The data
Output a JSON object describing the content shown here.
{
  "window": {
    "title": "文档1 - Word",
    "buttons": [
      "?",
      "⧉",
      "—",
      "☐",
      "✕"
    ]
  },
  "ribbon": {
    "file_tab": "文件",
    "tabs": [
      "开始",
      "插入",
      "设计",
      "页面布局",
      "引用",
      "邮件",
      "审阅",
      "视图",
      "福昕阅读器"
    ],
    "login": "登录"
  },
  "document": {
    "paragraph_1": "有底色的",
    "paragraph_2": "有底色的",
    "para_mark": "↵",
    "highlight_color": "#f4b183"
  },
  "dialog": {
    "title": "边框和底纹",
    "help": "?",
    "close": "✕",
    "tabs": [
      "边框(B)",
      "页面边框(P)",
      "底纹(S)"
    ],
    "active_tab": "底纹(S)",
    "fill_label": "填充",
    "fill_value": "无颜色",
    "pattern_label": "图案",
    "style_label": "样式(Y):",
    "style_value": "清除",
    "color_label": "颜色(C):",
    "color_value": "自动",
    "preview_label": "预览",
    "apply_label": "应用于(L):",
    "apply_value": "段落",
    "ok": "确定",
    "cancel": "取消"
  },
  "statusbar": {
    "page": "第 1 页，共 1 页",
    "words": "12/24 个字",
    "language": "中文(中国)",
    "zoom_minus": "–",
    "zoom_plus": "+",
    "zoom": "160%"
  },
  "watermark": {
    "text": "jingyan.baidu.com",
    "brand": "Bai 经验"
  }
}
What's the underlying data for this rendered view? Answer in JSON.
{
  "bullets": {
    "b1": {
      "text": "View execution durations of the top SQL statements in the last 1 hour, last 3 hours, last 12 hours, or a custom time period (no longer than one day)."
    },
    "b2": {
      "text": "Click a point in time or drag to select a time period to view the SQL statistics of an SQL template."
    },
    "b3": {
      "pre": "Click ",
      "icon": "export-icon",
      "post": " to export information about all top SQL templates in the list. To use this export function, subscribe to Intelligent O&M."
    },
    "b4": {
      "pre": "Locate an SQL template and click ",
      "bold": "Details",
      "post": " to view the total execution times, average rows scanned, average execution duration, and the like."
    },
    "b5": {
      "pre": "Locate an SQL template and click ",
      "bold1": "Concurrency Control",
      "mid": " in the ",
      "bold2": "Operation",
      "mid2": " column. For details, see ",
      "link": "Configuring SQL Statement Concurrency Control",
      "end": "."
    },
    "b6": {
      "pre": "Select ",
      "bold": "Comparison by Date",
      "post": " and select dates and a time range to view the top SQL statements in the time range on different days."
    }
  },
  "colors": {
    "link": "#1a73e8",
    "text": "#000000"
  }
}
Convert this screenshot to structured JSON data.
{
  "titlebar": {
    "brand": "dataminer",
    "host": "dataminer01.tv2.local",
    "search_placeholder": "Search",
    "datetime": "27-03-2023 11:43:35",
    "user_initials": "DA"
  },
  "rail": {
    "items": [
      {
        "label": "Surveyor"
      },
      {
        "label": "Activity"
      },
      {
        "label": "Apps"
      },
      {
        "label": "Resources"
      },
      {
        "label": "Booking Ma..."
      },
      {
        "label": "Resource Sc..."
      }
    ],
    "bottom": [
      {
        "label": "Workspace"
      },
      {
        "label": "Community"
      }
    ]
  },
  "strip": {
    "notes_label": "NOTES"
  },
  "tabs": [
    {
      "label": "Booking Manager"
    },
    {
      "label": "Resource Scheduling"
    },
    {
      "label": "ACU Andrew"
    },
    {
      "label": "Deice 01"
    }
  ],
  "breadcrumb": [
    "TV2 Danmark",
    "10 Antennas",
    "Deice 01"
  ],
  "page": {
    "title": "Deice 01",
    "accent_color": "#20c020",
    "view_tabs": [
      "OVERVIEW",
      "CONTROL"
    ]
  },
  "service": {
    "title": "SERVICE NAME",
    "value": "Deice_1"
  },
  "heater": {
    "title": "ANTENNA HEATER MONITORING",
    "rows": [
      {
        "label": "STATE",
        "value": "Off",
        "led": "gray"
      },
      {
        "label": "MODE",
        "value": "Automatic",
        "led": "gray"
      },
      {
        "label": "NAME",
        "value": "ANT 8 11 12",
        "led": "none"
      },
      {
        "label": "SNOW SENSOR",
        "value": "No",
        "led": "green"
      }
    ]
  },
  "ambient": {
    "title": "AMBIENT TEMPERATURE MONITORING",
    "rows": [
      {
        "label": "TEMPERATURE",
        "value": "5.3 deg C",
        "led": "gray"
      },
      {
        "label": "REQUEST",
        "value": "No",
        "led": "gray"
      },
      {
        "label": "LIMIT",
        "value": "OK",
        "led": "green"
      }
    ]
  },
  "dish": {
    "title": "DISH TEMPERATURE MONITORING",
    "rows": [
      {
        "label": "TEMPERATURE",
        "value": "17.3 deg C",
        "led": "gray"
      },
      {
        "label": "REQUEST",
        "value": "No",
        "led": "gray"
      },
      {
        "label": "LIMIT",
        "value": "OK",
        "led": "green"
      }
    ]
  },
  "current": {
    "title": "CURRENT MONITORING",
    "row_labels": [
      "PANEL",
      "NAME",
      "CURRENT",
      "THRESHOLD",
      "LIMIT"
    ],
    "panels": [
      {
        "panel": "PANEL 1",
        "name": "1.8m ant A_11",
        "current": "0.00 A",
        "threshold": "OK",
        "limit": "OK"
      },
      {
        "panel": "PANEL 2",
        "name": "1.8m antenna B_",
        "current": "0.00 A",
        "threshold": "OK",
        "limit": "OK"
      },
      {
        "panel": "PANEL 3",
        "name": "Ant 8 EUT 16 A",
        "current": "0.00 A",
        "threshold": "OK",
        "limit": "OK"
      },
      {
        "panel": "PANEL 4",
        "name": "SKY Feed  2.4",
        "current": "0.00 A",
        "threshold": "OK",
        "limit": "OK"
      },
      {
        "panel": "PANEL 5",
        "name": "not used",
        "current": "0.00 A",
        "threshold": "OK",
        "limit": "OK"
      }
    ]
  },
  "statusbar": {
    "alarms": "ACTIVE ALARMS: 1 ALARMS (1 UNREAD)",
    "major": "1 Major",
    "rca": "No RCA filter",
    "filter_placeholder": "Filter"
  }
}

What the task requires
Above are some records. Print them all exactly.

Exercise solution
Output a JSON object describing the content shown here.
{
  "window": {
    "title": "文档1 - Word",
    "buttons": [
      "?",
      "⧉",
      "—",
      "☐",
      "✕"
    ]
  },
  "ribbon": {
    "file_tab": "文件",
    "tabs": [
      "开始",
      "插入",
      "设计",
      "页面布局",
      "引用",
      "邮件",
      "审阅",
      "视图",
      "福昕阅读器"
    ],
    "login": "登录"
  },
  "document": {
    "paragraph_1": "有底色的",
    "paragraph_2": "有底色的",
    "para_mark": "↵",
    "highlight_color": "#f4b183"
  },
  "dialog": {
    "title": "边框和底纹",
    "help": "?",
    "close": "✕",
    "tabs": [
      "边框(B)",
      "页面边框(P)",
      "底纹(S)"
    ],
    "active_tab": "底纹(S)",
    "fill_label": "填充",
    "fill_value": "无颜色",
    "pattern_label": "图案",
    "style_label": "样式(Y):",
    "style_value": "清除",
    "color_label": "颜色(C):",
    "color_value": "自动",
    "preview_label": "预览",
    "apply_label": "应用于(L):",
    "apply_value": "段落",
    "ok": "确定",
    "cancel": "取消"
  },
  "statusbar": {
    "page": "第 1 页，共 1 页",
    "words": "12/24 个字",
    "language": "中文(中国)",
    "zoom_minus": "–",
    "zoom_plus": "+",
    "zoom": "160%"
  },
  "watermark": {
    "text": "jingyan.baidu.com",
    "brand": "Bai 经验"
  }
}
What's the underlying data for this rendered view? Answer in JSON.
{
  "bullets": {
    "b1": {
      "text": "View execution durations of the top SQL statements in the last 1 hour, last 3 hours, last 12 hours, or a custom time period (no longer than one day)."
    },
    "b2": {
      "text": "Click a point in time or drag to select a time period to view the SQL statistics of an SQL template."
    },
    "b3": {
      "pre": "Click ",
      "icon": "export-icon",
      "post": " to export information about all top SQL templates in the list. To use this export function, subscribe to Intelligent O&M."
    },
    "b4": {
      "pre": "Locate an SQL template and click ",
      "bold": "Details",
      "post": " to view the total execution times, average rows scanned, average execution duration, and the like."
    },
    "b5": {
      "pre": "Locate an SQL template and click ",
      "bold1": "Concurrency Control",
      "mid": " in the ",
      "bold2": "Operation",
      "mid2": " column. For details, see ",
      "link": "Configuring SQL Statement Concurrency Control",
      "end": "."
    },
    "b6": {
      "pre": "Select ",
      "bold": "Comparison by Date",
      "post": " and select dates and a time range to view the top SQL statements in the time range on different days."
    }
  },
  "colors": {
    "link": "#1a73e8",
    "text": "#000000"
  }
}
Convert this screenshot to structured JSON data.
{
  "titlebar": {
    "brand": "dataminer",
    "host": "dataminer01.tv2.local",
    "search_placeholder": "Search",
    "datetime": "27-03-2023 11:43:35",
    "user_initials": "DA"
  },
  "rail": {
    "items": [
      {
        "label": "Surveyor"
      },
      {
        "label": "Activity"
      },
      {
        "label": "Apps"
      },
      {
        "label": "Resources"
      },
      {
        "label": "Booking Ma..."
      },
      {
        "label": "Resource Sc..."
      }
    ],
    "bottom": [
      {
        "label": "Workspace"
      },
      {
        "label": "Community"
      }
    ]
  },
  "strip": {
    "notes_label": "NOTES"
  },
  "tabs": [
    {
      "label": "Booking Manager"
    },
    {
      "label": "Resource Scheduling"
    },
    {
      "label": "ACU Andrew"
    },
    {
      "label": "Deice 01"
    }
  ],
  "breadcrumb": [
    "TV2 Danmark",
    "10 Antennas",
    "Deice 01"
  ],
  "page": {
    "title": "Deice 01",
    "accent_color": "#20c020",
    "view_tabs": [
      "OVERVIEW",
      "CONTROL"
    ]
  },
  "service": {
    "title": "SERVICE NAME",
    "value": "Deice_1"
  },
  "heater": {
    "title": "ANTENNA HEATER MONITORING",
    "rows": [
      {
        "label": "STATE",
        "value": "Off",
        "led": "gray"
      },
      {
        "label": "MODE",
        "value": "Automatic",
        "led": "gray"
      },
      {
        "label": "NAME",
        "value": "ANT 8 11 12",
        "led": "none"
      },
      {
        "label": "SNOW SENSOR",
        "value": "No",
        "led": "green"
      }
    ]
  },
  "ambient": {
    "title": "AMBIENT TEMPERATURE MONITORING",
    "rows": [
      {
        "label": "TEMPERATURE",
        "value": "5.3 deg C",
        "led": "gray"
      },
      {
        "label": "REQUEST",
        "value": "No",
        "led": "gray"
      },
      {
        "label": "LIMIT",
        "value": "OK",
        "led": "green"
      }
    ]
  },
  "dish": {
    "title": "DISH TEMPERATURE MONITORING",
    "rows": [
      {
        "label": "TEMPERATURE",
        "value": "17.3 deg C",
        "led": "gray"
      },
      {
        "label": "REQUEST",
        "value": "No",
        "led": "gray"
      },
      {
        "label": "LIMIT",
        "value": "OK",
        "led": "green"
      }
    ]
  },
  "current": {
    "title": "CURRENT MONITORING",
    "row_labels": [
      "PANEL",
      "NAME",
      "CURRENT",
      "THRESHOLD",
      "LIMIT"
    ],
    "panels": [
      {
        "panel": "PANEL 1",
        "name": "1.8m ant A_11",
        "current": "0.00 A",
        "threshold": "OK",
        "limit": "OK"
      },
      {
        "panel": "PANEL 2",
        "name": "1.8m antenna B_",
        "current": "0.00 A",
        "threshold": "OK",
        "limit": "OK"
      },
      {
        "panel": "PANEL 3",
        "name": "Ant 8 EUT 16 A",
        "current": "0.00 A",
        "threshold": "OK",
        "limit": "OK"
      },
      {
        "panel": "PANEL 4",
        "name": "SKY Feed  2.4",
        "current": "0.00 A",
        "threshold": "OK",
        "limit": "OK"
      },
      {
        "panel": "PANEL 5",
        "name": "not used",
        "current": "0.00 A",
        "threshold": "OK",
        "limit": "OK"
      }
    ]
  },
  "statusbar": {
    "alarms": "ACTIVE ALARMS: 1 ALARMS (1 UNREAD)",
    "major": "1 Major",
    "rca": "No RCA filter",
    "filter_placeholder": "Filter"
  }
}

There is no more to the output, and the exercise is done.